TASK INPUT:
● ● ● ●

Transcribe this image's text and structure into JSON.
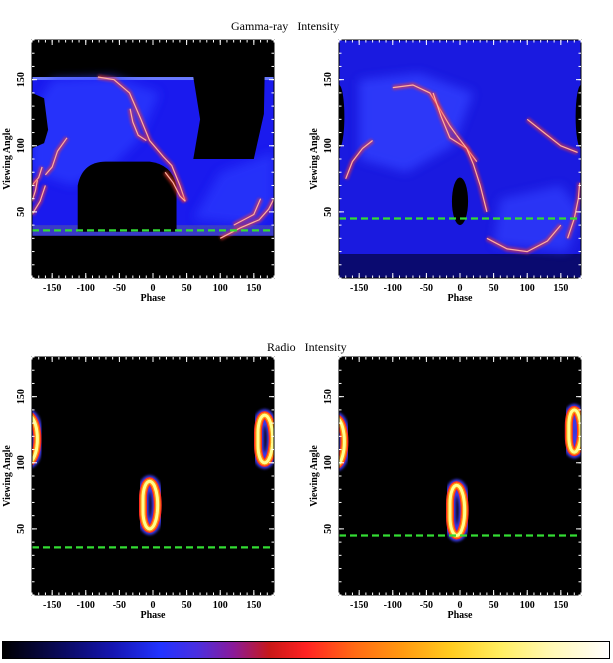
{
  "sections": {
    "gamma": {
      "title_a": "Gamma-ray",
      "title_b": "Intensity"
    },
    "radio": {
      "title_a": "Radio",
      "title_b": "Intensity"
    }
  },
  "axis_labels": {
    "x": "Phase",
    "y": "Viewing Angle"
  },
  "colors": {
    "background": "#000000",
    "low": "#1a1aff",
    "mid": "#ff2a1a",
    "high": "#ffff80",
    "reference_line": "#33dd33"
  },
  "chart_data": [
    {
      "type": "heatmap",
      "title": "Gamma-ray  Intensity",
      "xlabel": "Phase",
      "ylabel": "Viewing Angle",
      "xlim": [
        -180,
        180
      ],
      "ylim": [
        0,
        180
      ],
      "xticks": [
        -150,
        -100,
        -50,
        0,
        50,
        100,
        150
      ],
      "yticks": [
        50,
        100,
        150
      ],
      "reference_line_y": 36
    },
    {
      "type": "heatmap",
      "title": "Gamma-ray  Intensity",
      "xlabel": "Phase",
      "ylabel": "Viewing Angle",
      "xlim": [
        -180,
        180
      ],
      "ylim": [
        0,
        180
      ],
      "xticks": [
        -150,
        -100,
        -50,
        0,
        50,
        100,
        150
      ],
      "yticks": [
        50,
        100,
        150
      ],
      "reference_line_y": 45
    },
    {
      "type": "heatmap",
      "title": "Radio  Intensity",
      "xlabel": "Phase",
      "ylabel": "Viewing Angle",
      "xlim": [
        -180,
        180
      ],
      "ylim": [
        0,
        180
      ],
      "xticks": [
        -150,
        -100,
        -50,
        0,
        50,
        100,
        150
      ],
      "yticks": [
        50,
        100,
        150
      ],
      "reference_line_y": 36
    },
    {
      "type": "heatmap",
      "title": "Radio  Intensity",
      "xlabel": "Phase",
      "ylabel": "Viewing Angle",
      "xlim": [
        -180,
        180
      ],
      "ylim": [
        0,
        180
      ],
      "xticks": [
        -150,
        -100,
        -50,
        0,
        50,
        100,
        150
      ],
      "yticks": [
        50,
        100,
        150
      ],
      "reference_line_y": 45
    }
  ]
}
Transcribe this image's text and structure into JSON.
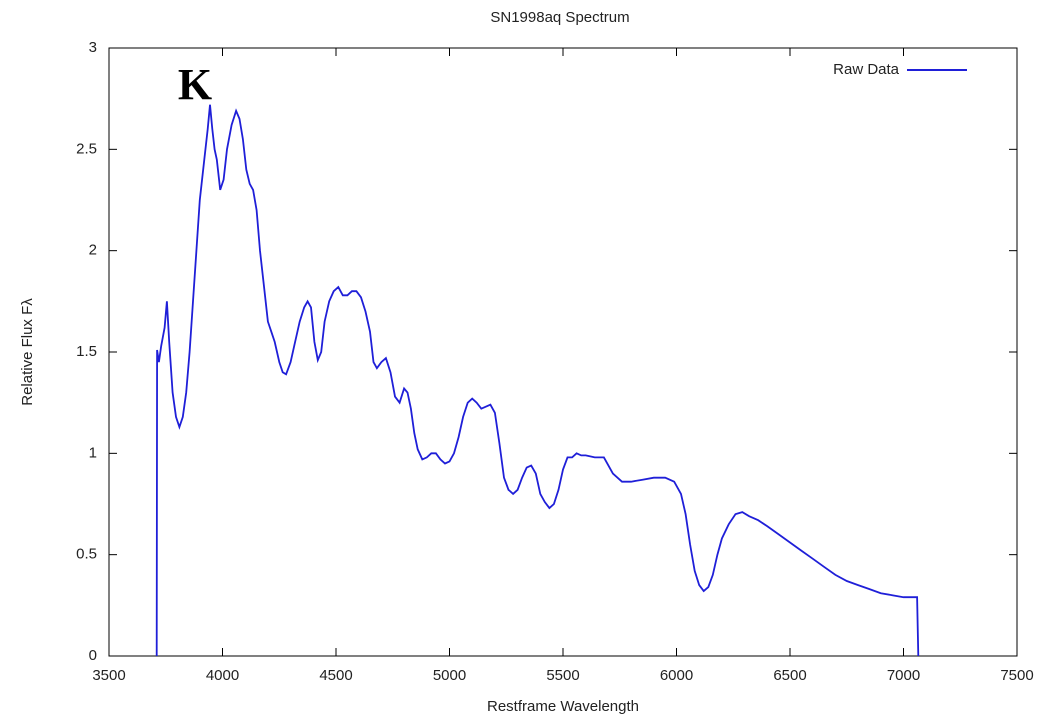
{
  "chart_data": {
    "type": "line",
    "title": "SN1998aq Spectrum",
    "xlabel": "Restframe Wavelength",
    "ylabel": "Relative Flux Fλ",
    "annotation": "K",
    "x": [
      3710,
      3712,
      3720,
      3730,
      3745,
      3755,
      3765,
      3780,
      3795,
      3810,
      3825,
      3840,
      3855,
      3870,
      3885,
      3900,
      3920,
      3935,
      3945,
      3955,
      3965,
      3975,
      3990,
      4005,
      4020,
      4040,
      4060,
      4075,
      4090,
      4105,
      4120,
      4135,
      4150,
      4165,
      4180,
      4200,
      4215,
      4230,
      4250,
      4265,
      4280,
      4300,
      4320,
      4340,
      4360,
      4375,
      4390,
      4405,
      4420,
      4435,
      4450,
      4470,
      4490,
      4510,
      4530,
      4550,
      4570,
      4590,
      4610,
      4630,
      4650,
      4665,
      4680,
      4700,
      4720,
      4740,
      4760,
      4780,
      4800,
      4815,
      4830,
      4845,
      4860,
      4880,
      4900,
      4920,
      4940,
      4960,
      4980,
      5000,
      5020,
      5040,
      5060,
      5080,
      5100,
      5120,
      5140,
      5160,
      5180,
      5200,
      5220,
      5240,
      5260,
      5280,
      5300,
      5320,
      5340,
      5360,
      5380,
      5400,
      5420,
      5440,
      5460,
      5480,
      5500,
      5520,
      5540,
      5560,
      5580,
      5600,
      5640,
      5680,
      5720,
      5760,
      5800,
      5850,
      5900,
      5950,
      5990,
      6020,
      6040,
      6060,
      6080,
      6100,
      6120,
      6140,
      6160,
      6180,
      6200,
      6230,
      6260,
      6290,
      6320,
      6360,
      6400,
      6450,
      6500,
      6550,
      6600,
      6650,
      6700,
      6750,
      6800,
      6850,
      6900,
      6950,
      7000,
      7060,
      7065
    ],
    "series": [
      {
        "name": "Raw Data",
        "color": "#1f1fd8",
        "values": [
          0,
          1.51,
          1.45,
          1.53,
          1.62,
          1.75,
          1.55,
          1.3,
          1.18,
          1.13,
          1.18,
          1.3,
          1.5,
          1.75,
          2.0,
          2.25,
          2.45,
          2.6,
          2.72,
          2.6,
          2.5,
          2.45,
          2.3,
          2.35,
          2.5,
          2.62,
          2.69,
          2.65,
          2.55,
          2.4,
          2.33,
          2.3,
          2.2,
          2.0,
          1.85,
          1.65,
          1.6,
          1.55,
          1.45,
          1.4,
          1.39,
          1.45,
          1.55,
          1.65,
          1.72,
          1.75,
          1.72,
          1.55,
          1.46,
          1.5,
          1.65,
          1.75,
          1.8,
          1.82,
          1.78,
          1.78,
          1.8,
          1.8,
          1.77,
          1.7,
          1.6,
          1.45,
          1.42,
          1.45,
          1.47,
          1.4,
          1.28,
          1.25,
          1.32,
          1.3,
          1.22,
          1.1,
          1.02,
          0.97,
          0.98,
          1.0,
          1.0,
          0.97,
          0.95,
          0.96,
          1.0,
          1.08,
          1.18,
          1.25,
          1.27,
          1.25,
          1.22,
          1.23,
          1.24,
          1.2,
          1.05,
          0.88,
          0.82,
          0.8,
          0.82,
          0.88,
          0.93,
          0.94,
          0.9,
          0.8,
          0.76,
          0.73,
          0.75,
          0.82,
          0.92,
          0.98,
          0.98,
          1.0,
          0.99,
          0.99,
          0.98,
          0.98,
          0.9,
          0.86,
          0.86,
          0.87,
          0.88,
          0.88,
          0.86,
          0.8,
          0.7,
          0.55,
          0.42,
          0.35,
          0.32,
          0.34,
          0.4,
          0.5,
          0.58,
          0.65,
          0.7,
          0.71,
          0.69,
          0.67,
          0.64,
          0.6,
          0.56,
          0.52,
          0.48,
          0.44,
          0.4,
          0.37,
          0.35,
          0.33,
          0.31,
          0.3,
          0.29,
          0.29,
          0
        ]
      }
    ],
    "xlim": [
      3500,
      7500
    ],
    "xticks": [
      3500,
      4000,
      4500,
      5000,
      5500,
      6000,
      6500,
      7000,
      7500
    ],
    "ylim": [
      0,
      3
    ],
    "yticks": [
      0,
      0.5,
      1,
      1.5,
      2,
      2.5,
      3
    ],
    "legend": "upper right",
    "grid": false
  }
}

● ● ● ●

DIRECTIONS: Without the pictures, write out every entry precisely as it appears.

OUTPUT FOR THIS TASK:
Transcribe this image's text and structure into JSON.
{
  "sections": {
    "gamma": {
      "title_a": "Gamma-ray",
      "title_b": "Intensity"
    },
    "radio": {
      "title_a": "Radio",
      "title_b": "Intensity"
    }
  },
  "axis_labels": {
    "x": "Phase",
    "y": "Viewing Angle"
  },
  "colors": {
    "background": "#000000",
    "low": "#1a1aff",
    "mid": "#ff2a1a",
    "high": "#ffff80",
    "reference_line": "#33dd33"
  },
  "chart_data": [
    {
      "type": "heatmap",
      "title": "Gamma-ray  Intensity",
      "xlabel": "Phase",
      "ylabel": "Viewing Angle",
      "xlim": [
        -180,
        180
      ],
      "ylim": [
        0,
        180
      ],
      "xticks": [
        -150,
        -100,
        -50,
        0,
        50,
        100,
        150
      ],
      "yticks": [
        50,
        100,
        150
      ],
      "reference_line_y": 36
    },
    {
      "type": "heatmap",
      "title": "Gamma-ray  Intensity",
      "xlabel": "Phase",
      "ylabel": "Viewing Angle",
      "xlim": [
        -180,
        180
      ],
      "ylim": [
        0,
        180
      ],
      "xticks": [
        -150,
        -100,
        -50,
        0,
        50,
        100,
        150
      ],
      "yticks": [
        50,
        100,
        150
      ],
      "reference_line_y": 45
    },
    {
      "type": "heatmap",
      "title": "Radio  Intensity",
      "xlabel": "Phase",
      "ylabel": "Viewing Angle",
      "xlim": [
        -180,
        180
      ],
      "ylim": [
        0,
        180
      ],
      "xticks": [
        -150,
        -100,
        -50,
        0,
        50,
        100,
        150
      ],
      "yticks": [
        50,
        100,
        150
      ],
      "reference_line_y": 36
    },
    {
      "type": "heatmap",
      "title": "Radio  Intensity",
      "xlabel": "Phase",
      "ylabel": "Viewing Angle",
      "xlim": [
        -180,
        180
      ],
      "ylim": [
        0,
        180
      ],
      "xticks": [
        -150,
        -100,
        -50,
        0,
        50,
        100,
        150
      ],
      "yticks": [
        50,
        100,
        150
      ],
      "reference_line_y": 45
    }
  ]
}
Transcribe this image's text and structure into JSON.
{
  "chart_data": {
    "type": "line",
    "title": "SN1998aq Spectrum",
    "xlabel": "Restframe Wavelength",
    "ylabel": "Relative Flux Fλ",
    "annotation": "K",
    "x": [
      3710,
      3712,
      3720,
      3730,
      3745,
      3755,
      3765,
      3780,
      3795,
      3810,
      3825,
      3840,
      3855,
      3870,
      3885,
      3900,
      3920,
      3935,
      3945,
      3955,
      3965,
      3975,
      3990,
      4005,
      4020,
      4040,
      4060,
      4075,
      4090,
      4105,
      4120,
      4135,
      4150,
      4165,
      4180,
      4200,
      4215,
      4230,
      4250,
      4265,
      4280,
      4300,
      4320,
      4340,
      4360,
      4375,
      4390,
      4405,
      4420,
      4435,
      4450,
      4470,
      4490,
      4510,
      4530,
      4550,
      4570,
      4590,
      4610,
      4630,
      4650,
      4665,
      4680,
      4700,
      4720,
      4740,
      4760,
      4780,
      4800,
      4815,
      4830,
      4845,
      4860,
      4880,
      4900,
      4920,
      4940,
      4960,
      4980,
      5000,
      5020,
      5040,
      5060,
      5080,
      5100,
      5120,
      5140,
      5160,
      5180,
      5200,
      5220,
      5240,
      5260,
      5280,
      5300,
      5320,
      5340,
      5360,
      5380,
      5400,
      5420,
      5440,
      5460,
      5480,
      5500,
      5520,
      5540,
      5560,
      5580,
      5600,
      5640,
      5680,
      5720,
      5760,
      5800,
      5850,
      5900,
      5950,
      5990,
      6020,
      6040,
      6060,
      6080,
      6100,
      6120,
      6140,
      6160,
      6180,
      6200,
      6230,
      6260,
      6290,
      6320,
      6360,
      6400,
      6450,
      6500,
      6550,
      6600,
      6650,
      6700,
      6750,
      6800,
      6850,
      6900,
      6950,
      7000,
      7060,
      7065
    ],
    "series": [
      {
        "name": "Raw Data",
        "color": "#1f1fd8",
        "values": [
          0,
          1.51,
          1.45,
          1.53,
          1.62,
          1.75,
          1.55,
          1.3,
          1.18,
          1.13,
          1.18,
          1.3,
          1.5,
          1.75,
          2.0,
          2.25,
          2.45,
          2.6,
          2.72,
          2.6,
          2.5,
          2.45,
          2.3,
          2.35,
          2.5,
          2.62,
          2.69,
          2.65,
          2.55,
          2.4,
          2.33,
          2.3,
          2.2,
          2.0,
          1.85,
          1.65,
          1.6,
          1.55,
          1.45,
          1.4,
          1.39,
          1.45,
          1.55,
          1.65,
          1.72,
          1.75,
          1.72,
          1.55,
          1.46,
          1.5,
          1.65,
          1.75,
          1.8,
          1.82,
          1.78,
          1.78,
          1.8,
          1.8,
          1.77,
          1.7,
          1.6,
          1.45,
          1.42,
          1.45,
          1.47,
          1.4,
          1.28,
          1.25,
          1.32,
          1.3,
          1.22,
          1.1,
          1.02,
          0.97,
          0.98,
          1.0,
          1.0,
          0.97,
          0.95,
          0.96,
          1.0,
          1.08,
          1.18,
          1.25,
          1.27,
          1.25,
          1.22,
          1.23,
          1.24,
          1.2,
          1.05,
          0.88,
          0.82,
          0.8,
          0.82,
          0.88,
          0.93,
          0.94,
          0.9,
          0.8,
          0.76,
          0.73,
          0.75,
          0.82,
          0.92,
          0.98,
          0.98,
          1.0,
          0.99,
          0.99,
          0.98,
          0.98,
          0.9,
          0.86,
          0.86,
          0.87,
          0.88,
          0.88,
          0.86,
          0.8,
          0.7,
          0.55,
          0.42,
          0.35,
          0.32,
          0.34,
          0.4,
          0.5,
          0.58,
          0.65,
          0.7,
          0.71,
          0.69,
          0.67,
          0.64,
          0.6,
          0.56,
          0.52,
          0.48,
          0.44,
          0.4,
          0.37,
          0.35,
          0.33,
          0.31,
          0.3,
          0.29,
          0.29,
          0
        ]
      }
    ],
    "xlim": [
      3500,
      7500
    ],
    "xticks": [
      3500,
      4000,
      4500,
      5000,
      5500,
      6000,
      6500,
      7000,
      7500
    ],
    "ylim": [
      0,
      3
    ],
    "yticks": [
      0,
      0.5,
      1,
      1.5,
      2,
      2.5,
      3
    ],
    "legend": "upper right",
    "grid": false
  }
}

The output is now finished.